Strip the pictures and reproduce the rest of the listing exactly.

-- START Provided entries --

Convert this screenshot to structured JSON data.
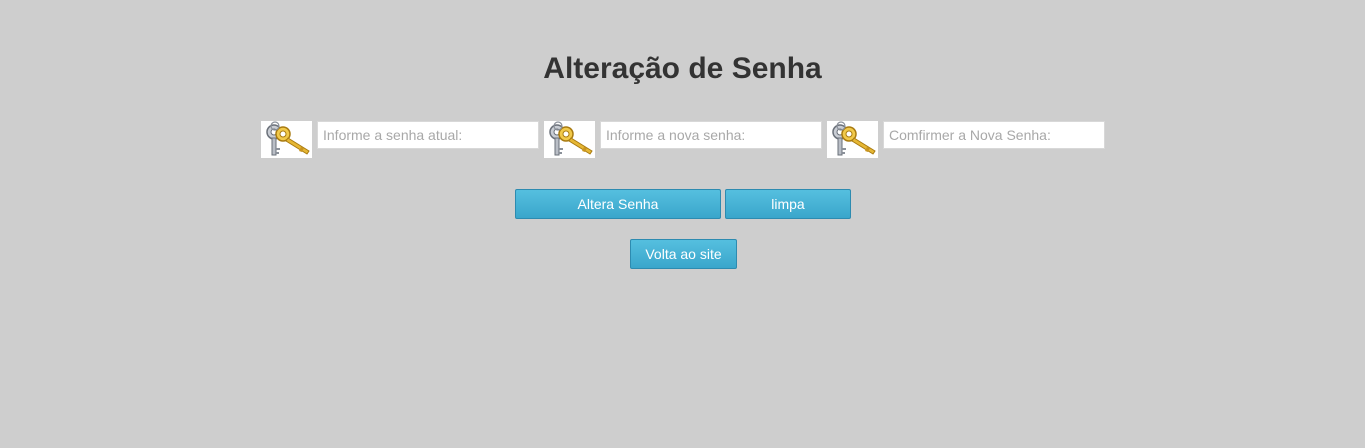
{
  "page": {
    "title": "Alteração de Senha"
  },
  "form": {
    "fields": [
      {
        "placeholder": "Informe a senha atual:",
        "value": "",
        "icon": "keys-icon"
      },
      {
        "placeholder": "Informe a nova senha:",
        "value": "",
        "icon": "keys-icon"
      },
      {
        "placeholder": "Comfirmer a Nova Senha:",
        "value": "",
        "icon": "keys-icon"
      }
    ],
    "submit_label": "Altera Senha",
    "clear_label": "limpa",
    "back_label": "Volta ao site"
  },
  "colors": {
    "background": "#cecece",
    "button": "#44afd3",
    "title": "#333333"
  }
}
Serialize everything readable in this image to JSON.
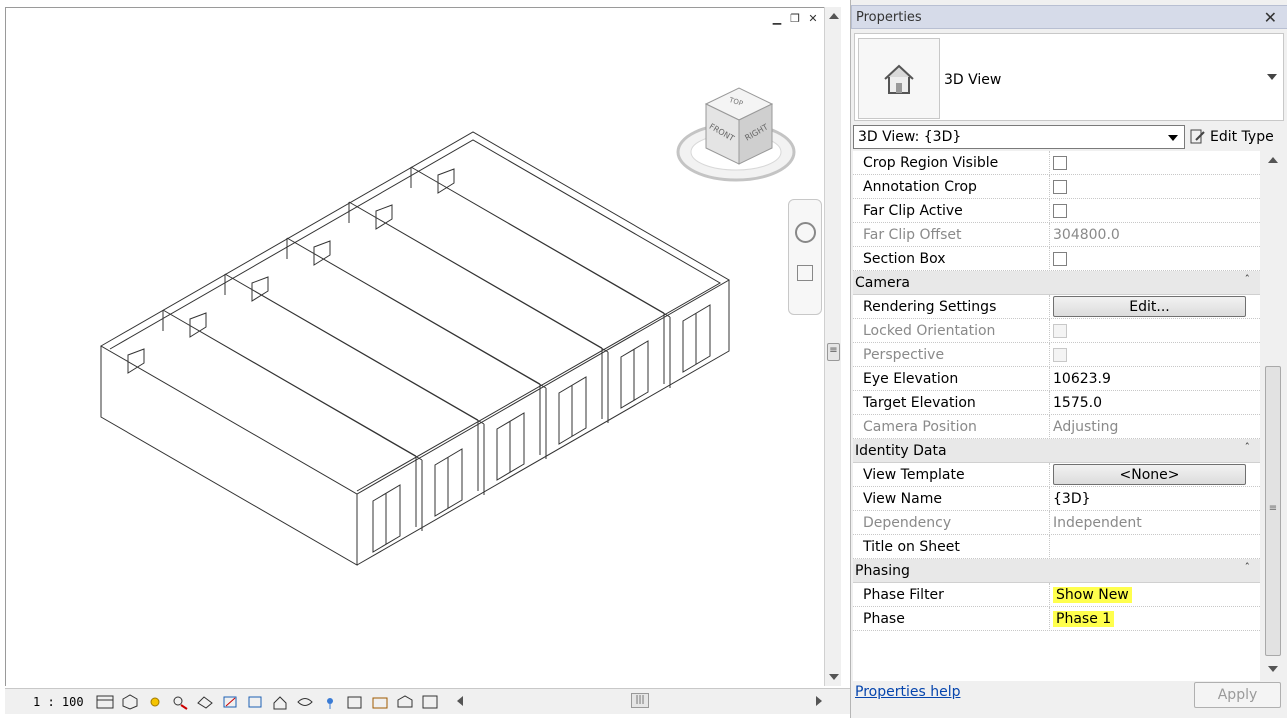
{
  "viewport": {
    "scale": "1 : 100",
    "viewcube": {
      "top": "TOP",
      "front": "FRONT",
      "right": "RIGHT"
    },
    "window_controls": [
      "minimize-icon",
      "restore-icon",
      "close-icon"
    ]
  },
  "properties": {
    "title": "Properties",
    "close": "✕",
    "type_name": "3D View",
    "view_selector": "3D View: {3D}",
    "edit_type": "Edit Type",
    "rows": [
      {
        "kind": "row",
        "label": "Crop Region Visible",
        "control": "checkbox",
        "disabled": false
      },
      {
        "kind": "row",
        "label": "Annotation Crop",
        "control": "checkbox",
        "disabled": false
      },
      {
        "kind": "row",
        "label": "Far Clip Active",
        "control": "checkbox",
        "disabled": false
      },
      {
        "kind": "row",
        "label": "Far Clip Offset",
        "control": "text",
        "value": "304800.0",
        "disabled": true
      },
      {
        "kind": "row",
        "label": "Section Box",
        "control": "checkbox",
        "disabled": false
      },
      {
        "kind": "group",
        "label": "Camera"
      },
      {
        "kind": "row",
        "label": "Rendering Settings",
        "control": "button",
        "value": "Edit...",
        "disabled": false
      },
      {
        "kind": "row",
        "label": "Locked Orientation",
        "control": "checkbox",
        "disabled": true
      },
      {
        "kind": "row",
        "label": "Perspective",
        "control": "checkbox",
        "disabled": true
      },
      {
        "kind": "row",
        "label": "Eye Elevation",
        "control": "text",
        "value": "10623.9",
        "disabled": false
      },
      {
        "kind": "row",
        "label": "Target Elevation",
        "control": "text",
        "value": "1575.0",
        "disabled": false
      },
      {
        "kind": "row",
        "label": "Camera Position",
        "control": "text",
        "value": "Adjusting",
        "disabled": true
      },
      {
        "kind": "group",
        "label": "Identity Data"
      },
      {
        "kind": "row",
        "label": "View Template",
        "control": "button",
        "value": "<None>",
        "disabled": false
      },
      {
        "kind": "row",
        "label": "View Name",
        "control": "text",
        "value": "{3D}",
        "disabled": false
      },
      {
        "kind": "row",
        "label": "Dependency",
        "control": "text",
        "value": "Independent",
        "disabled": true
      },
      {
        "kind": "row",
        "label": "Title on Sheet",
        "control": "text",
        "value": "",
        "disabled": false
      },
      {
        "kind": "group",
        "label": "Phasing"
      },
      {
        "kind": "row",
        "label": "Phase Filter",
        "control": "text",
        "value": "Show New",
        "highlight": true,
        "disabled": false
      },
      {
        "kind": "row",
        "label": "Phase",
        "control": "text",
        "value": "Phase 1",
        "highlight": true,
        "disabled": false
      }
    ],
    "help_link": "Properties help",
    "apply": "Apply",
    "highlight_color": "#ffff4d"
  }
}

-- END Provided entries --

* The reply
Convert this screenshot to structured JSON data.
{
  "page": {
    "title": "Alteração de Senha"
  },
  "form": {
    "fields": [
      {
        "placeholder": "Informe a senha atual:",
        "value": "",
        "icon": "keys-icon"
      },
      {
        "placeholder": "Informe a nova senha:",
        "value": "",
        "icon": "keys-icon"
      },
      {
        "placeholder": "Comfirmer a Nova Senha:",
        "value": "",
        "icon": "keys-icon"
      }
    ],
    "submit_label": "Altera Senha",
    "clear_label": "limpa",
    "back_label": "Volta ao site"
  },
  "colors": {
    "background": "#cecece",
    "button": "#44afd3",
    "title": "#333333"
  }
}
Serialize everything readable in this image to JSON.
{
  "viewport": {
    "scale": "1 : 100",
    "viewcube": {
      "top": "TOP",
      "front": "FRONT",
      "right": "RIGHT"
    },
    "window_controls": [
      "minimize-icon",
      "restore-icon",
      "close-icon"
    ]
  },
  "properties": {
    "title": "Properties",
    "close": "✕",
    "type_name": "3D View",
    "view_selector": "3D View: {3D}",
    "edit_type": "Edit Type",
    "rows": [
      {
        "kind": "row",
        "label": "Crop Region Visible",
        "control": "checkbox",
        "disabled": false
      },
      {
        "kind": "row",
        "label": "Annotation Crop",
        "control": "checkbox",
        "disabled": false
      },
      {
        "kind": "row",
        "label": "Far Clip Active",
        "control": "checkbox",
        "disabled": false
      },
      {
        "kind": "row",
        "label": "Far Clip Offset",
        "control": "text",
        "value": "304800.0",
        "disabled": true
      },
      {
        "kind": "row",
        "label": "Section Box",
        "control": "checkbox",
        "disabled": false
      },
      {
        "kind": "group",
        "label": "Camera"
      },
      {
        "kind": "row",
        "label": "Rendering Settings",
        "control": "button",
        "value": "Edit...",
        "disabled": false
      },
      {
        "kind": "row",
        "label": "Locked Orientation",
        "control": "checkbox",
        "disabled": true
      },
      {
        "kind": "row",
        "label": "Perspective",
        "control": "checkbox",
        "disabled": true
      },
      {
        "kind": "row",
        "label": "Eye Elevation",
        "control": "text",
        "value": "10623.9",
        "disabled": false
      },
      {
        "kind": "row",
        "label": "Target Elevation",
        "control": "text",
        "value": "1575.0",
        "disabled": false
      },
      {
        "kind": "row",
        "label": "Camera Position",
        "control": "text",
        "value": "Adjusting",
        "disabled": true
      },
      {
        "kind": "group",
        "label": "Identity Data"
      },
      {
        "kind": "row",
        "label": "View Template",
        "control": "button",
        "value": "<None>",
        "disabled": false
      },
      {
        "kind": "row",
        "label": "View Name",
        "control": "text",
        "value": "{3D}",
        "disabled": false
      },
      {
        "kind": "row",
        "label": "Dependency",
        "control": "text",
        "value": "Independent",
        "disabled": true
      },
      {
        "kind": "row",
        "label": "Title on Sheet",
        "control": "text",
        "value": "",
        "disabled": false
      },
      {
        "kind": "group",
        "label": "Phasing"
      },
      {
        "kind": "row",
        "label": "Phase Filter",
        "control": "text",
        "value": "Show New",
        "highlight": true,
        "disabled": false
      },
      {
        "kind": "row",
        "label": "Phase",
        "control": "text",
        "value": "Phase 1",
        "highlight": true,
        "disabled": false
      }
    ],
    "help_link": "Properties help",
    "apply": "Apply",
    "highlight_color": "#ffff4d"
  }
}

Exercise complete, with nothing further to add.